- Dataset excerpts
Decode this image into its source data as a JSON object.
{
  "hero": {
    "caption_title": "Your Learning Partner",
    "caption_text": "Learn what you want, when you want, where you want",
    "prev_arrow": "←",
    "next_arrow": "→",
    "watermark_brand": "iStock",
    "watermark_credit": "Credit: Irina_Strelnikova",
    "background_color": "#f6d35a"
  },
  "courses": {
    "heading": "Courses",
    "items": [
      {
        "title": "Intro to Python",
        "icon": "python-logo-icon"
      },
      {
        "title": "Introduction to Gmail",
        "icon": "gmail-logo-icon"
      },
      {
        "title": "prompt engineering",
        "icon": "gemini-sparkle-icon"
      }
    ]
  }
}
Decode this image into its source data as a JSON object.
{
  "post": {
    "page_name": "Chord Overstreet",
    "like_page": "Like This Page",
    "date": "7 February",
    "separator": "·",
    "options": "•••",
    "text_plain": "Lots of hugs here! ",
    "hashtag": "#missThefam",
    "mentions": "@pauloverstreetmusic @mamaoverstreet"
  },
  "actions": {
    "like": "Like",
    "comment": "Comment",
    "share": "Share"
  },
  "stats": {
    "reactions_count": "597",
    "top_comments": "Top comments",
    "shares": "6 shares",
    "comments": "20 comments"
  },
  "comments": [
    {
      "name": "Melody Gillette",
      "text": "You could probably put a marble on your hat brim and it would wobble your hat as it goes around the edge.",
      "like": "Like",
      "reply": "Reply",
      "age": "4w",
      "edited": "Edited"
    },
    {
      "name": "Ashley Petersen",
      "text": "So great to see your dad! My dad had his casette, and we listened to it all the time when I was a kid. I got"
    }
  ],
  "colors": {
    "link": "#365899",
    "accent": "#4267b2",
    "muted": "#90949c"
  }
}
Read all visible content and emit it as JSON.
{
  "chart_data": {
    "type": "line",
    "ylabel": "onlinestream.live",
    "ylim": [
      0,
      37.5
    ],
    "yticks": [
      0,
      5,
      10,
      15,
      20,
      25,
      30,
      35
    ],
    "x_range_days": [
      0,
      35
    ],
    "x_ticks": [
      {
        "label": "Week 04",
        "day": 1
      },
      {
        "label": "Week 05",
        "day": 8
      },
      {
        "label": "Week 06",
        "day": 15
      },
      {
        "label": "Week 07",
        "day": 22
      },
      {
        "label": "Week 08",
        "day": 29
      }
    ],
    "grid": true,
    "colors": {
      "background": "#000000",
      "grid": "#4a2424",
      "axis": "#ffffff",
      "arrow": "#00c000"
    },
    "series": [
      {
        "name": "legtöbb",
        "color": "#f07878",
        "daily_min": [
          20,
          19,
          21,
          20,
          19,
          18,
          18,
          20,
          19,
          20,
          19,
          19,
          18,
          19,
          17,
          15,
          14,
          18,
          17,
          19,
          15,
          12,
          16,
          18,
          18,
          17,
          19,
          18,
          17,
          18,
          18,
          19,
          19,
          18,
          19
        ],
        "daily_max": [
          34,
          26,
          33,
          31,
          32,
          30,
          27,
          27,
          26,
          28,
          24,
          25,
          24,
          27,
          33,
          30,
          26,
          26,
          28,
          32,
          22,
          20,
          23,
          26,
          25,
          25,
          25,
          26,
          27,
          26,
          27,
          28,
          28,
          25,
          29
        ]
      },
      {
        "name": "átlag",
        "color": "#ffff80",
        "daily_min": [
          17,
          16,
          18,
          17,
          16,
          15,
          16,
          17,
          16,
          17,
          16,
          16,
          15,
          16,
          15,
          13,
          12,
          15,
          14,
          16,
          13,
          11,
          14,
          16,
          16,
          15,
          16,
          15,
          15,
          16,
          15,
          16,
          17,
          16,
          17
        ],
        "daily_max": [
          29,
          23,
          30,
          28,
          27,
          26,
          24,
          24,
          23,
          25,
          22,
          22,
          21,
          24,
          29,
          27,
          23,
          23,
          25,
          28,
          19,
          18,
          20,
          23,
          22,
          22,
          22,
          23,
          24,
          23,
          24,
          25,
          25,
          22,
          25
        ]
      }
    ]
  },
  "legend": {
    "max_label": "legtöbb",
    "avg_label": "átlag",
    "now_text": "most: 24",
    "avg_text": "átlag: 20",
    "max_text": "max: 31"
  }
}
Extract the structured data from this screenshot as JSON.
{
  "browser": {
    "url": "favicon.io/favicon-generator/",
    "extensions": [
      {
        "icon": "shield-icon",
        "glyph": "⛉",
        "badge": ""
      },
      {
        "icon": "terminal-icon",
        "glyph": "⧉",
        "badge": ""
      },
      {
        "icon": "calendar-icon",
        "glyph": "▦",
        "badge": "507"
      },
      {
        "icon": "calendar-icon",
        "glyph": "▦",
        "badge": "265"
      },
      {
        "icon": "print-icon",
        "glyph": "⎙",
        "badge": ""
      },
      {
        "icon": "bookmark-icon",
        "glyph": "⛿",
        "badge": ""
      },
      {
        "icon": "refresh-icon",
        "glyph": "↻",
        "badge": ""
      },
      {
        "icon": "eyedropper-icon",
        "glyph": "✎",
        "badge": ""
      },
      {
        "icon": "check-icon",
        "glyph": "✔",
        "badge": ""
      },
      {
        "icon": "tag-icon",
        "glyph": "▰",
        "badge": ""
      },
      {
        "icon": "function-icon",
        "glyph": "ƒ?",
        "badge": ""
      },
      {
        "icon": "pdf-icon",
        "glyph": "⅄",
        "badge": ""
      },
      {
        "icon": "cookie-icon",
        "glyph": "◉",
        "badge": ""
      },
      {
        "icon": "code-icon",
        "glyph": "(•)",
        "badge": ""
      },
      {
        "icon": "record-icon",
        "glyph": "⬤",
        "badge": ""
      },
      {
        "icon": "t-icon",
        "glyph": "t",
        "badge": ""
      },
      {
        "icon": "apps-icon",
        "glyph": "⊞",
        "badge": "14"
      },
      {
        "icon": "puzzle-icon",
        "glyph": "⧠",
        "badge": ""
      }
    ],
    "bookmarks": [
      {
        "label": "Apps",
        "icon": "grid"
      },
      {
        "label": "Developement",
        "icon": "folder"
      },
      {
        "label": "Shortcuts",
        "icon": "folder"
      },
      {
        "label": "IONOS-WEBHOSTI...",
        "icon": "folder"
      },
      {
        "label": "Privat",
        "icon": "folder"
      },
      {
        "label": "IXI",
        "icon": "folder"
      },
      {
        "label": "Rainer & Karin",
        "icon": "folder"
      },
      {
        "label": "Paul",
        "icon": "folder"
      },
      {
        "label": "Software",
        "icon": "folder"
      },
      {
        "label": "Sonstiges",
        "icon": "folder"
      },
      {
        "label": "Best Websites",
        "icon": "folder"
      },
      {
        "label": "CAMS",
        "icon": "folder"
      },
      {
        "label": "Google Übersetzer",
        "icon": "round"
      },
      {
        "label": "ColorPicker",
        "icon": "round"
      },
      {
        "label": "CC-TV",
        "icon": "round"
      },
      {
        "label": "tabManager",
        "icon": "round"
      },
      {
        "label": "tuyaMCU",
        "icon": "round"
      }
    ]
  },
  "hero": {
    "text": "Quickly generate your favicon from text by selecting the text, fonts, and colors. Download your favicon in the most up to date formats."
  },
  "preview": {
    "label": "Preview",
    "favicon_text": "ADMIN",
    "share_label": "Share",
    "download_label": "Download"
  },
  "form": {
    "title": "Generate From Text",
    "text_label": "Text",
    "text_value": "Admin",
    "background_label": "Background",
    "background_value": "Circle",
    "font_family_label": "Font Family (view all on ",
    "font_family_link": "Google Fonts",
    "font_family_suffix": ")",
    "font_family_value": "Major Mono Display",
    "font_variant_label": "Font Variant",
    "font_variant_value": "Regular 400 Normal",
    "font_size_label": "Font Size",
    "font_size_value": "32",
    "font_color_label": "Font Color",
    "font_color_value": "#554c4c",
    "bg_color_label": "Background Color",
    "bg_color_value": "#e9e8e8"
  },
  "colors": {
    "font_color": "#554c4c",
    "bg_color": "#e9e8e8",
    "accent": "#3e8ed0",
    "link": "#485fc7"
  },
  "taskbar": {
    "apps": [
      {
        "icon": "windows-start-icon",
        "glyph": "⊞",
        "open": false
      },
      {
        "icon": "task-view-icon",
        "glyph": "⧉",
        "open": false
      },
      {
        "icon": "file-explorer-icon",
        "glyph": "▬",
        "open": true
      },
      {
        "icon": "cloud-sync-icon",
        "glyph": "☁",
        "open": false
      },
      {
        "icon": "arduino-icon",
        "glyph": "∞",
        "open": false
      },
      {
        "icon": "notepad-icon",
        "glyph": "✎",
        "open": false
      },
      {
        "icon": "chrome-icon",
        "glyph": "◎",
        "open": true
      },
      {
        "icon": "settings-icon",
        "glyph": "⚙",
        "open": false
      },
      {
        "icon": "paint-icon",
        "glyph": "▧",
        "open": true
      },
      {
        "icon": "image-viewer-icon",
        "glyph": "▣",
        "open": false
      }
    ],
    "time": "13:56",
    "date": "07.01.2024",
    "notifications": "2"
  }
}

- To do
Scan the lines for the string "most". Copy out each line that matches.

- Problem solution
    "now_text": "most: 24",
    "text": "Quickly generate your favicon from text by selecting the text, fonts, and colors. Download your favicon in the most up to date formats."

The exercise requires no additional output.